begin Recorded data
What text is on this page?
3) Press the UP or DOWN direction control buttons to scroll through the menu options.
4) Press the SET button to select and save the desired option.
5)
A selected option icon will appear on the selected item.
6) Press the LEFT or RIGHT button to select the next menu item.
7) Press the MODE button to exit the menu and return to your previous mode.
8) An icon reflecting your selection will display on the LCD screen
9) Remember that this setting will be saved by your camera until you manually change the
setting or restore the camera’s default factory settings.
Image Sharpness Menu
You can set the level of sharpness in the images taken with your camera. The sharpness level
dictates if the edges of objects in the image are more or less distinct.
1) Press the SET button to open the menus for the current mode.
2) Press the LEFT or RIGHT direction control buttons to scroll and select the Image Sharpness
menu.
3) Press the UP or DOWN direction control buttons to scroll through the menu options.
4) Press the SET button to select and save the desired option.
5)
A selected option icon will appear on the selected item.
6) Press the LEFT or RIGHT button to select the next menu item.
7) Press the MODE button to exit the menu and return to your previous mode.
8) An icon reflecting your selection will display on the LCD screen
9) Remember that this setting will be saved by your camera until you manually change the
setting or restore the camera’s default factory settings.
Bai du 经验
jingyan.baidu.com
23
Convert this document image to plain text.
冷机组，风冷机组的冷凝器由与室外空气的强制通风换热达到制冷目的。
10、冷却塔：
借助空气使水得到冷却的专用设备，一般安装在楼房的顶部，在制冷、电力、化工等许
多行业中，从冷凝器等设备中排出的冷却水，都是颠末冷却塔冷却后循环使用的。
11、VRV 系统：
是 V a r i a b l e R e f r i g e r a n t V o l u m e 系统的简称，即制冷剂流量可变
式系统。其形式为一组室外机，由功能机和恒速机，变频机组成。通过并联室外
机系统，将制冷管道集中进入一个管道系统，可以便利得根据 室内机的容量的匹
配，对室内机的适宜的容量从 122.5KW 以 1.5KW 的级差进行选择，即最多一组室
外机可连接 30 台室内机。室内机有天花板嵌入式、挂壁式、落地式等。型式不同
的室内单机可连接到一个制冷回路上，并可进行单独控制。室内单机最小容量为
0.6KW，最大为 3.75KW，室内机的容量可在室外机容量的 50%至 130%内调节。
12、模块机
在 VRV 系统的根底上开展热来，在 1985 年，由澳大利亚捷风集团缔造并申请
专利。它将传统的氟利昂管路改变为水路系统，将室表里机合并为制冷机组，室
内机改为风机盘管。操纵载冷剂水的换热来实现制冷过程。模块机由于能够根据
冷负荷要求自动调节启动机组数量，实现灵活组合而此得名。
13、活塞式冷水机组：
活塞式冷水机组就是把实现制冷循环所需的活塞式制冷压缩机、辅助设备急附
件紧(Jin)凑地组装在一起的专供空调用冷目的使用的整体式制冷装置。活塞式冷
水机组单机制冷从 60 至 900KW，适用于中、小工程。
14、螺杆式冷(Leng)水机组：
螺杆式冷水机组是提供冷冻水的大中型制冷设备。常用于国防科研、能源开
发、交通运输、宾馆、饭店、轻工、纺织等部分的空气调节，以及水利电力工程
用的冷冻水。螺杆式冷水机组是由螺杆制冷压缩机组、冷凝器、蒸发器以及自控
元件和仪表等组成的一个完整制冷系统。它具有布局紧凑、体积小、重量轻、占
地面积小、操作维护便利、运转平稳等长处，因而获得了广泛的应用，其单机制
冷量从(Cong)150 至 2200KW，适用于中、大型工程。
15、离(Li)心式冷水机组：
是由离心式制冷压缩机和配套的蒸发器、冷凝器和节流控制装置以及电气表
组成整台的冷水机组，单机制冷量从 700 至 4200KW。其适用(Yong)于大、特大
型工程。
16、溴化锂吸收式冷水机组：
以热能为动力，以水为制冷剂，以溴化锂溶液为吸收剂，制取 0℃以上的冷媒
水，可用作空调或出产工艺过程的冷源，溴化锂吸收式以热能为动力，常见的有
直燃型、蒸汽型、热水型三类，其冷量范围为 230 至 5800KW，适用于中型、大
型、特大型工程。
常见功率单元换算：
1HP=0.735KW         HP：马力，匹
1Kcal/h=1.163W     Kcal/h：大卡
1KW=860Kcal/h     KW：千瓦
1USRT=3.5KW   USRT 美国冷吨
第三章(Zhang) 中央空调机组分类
end Recorded data
▶ [Task directions] Write out every record verbatim.

▶ [Solution]
What text is on this page?
3) Press the UP or DOWN direction control buttons to scroll through the menu options.
4) Press the SET button to select and save the desired option.
5)
A selected option icon will appear on the selected item.
6) Press the LEFT or RIGHT button to select the next menu item.
7) Press the MODE button to exit the menu and return to your previous mode.
8) An icon reflecting your selection will display on the LCD screen
9) Remember that this setting will be saved by your camera until you manually change the
setting or restore the camera’s default factory settings.
Image Sharpness Menu
You can set the level of sharpness in the images taken with your camera. The sharpness level
dictates if the edges of objects in the image are more or less distinct.
1) Press the SET button to open the menus for the current mode.
2) Press the LEFT or RIGHT direction control buttons to scroll and select the Image Sharpness
menu.
3) Press the UP or DOWN direction control buttons to scroll through the menu options.
4) Press the SET button to select and save the desired option.
5)
A selected option icon will appear on the selected item.
6) Press the LEFT or RIGHT button to select the next menu item.
7) Press the MODE button to exit the menu and return to your previous mode.
8) An icon reflecting your selection will display on the LCD screen
9) Remember that this setting will be saved by your camera until you manually change the
setting or restore the camera’s default factory settings.
Bai du 经验
jingyan.baidu.com
23
Convert this document image to plain text.
冷机组，风冷机组的冷凝器由与室外空气的强制通风换热达到制冷目的。
10、冷却塔：
借助空气使水得到冷却的专用设备，一般安装在楼房的顶部，在制冷、电力、化工等许
多行业中，从冷凝器等设备中排出的冷却水，都是颠末冷却塔冷却后循环使用的。
11、VRV 系统：
是 V a r i a b l e R e f r i g e r a n t V o l u m e 系统的简称，即制冷剂流量可变
式系统。其形式为一组室外机，由功能机和恒速机，变频机组成。通过并联室外
机系统，将制冷管道集中进入一个管道系统，可以便利得根据 室内机的容量的匹
配，对室内机的适宜的容量从 122.5KW 以 1.5KW 的级差进行选择，即最多一组室
外机可连接 30 台室内机。室内机有天花板嵌入式、挂壁式、落地式等。型式不同
的室内单机可连接到一个制冷回路上，并可进行单独控制。室内单机最小容量为
0.6KW，最大为 3.75KW，室内机的容量可在室外机容量的 50%至 130%内调节。
12、模块机
在 VRV 系统的根底上开展热来，在 1985 年，由澳大利亚捷风集团缔造并申请
专利。它将传统的氟利昂管路改变为水路系统，将室表里机合并为制冷机组，室
内机改为风机盘管。操纵载冷剂水的换热来实现制冷过程。模块机由于能够根据
冷负荷要求自动调节启动机组数量，实现灵活组合而此得名。
13、活塞式冷水机组：
活塞式冷水机组就是把实现制冷循环所需的活塞式制冷压缩机、辅助设备急附
件紧(Jin)凑地组装在一起的专供空调用冷目的使用的整体式制冷装置。活塞式冷
水机组单机制冷从 60 至 900KW，适用于中、小工程。
14、螺杆式冷(Leng)水机组：
螺杆式冷水机组是提供冷冻水的大中型制冷设备。常用于国防科研、能源开
发、交通运输、宾馆、饭店、轻工、纺织等部分的空气调节，以及水利电力工程
用的冷冻水。螺杆式冷水机组是由螺杆制冷压缩机组、冷凝器、蒸发器以及自控
元件和仪表等组成的一个完整制冷系统。它具有布局紧凑、体积小、重量轻、占
地面积小、操作维护便利、运转平稳等长处，因而获得了广泛的应用，其单机制
冷量从(Cong)150 至 2200KW，适用于中、大型工程。
15、离(Li)心式冷水机组：
是由离心式制冷压缩机和配套的蒸发器、冷凝器和节流控制装置以及电气表
组成整台的冷水机组，单机制冷量从 700 至 4200KW。其适用(Yong)于大、特大
型工程。
16、溴化锂吸收式冷水机组：
以热能为动力，以水为制冷剂，以溴化锂溶液为吸收剂，制取 0℃以上的冷媒
水，可用作空调或出产工艺过程的冷源，溴化锂吸收式以热能为动力，常见的有
直燃型、蒸汽型、热水型三类，其冷量范围为 230 至 5800KW，适用于中型、大
型、特大型工程。
常见功率单元换算：
1HP=0.735KW         HP：马力，匹
1Kcal/h=1.163W     Kcal/h：大卡
1KW=860Kcal/h     KW：千瓦
1USRT=3.5KW   USRT 美国冷吨
第三章(Zhang) 中央空调机组分类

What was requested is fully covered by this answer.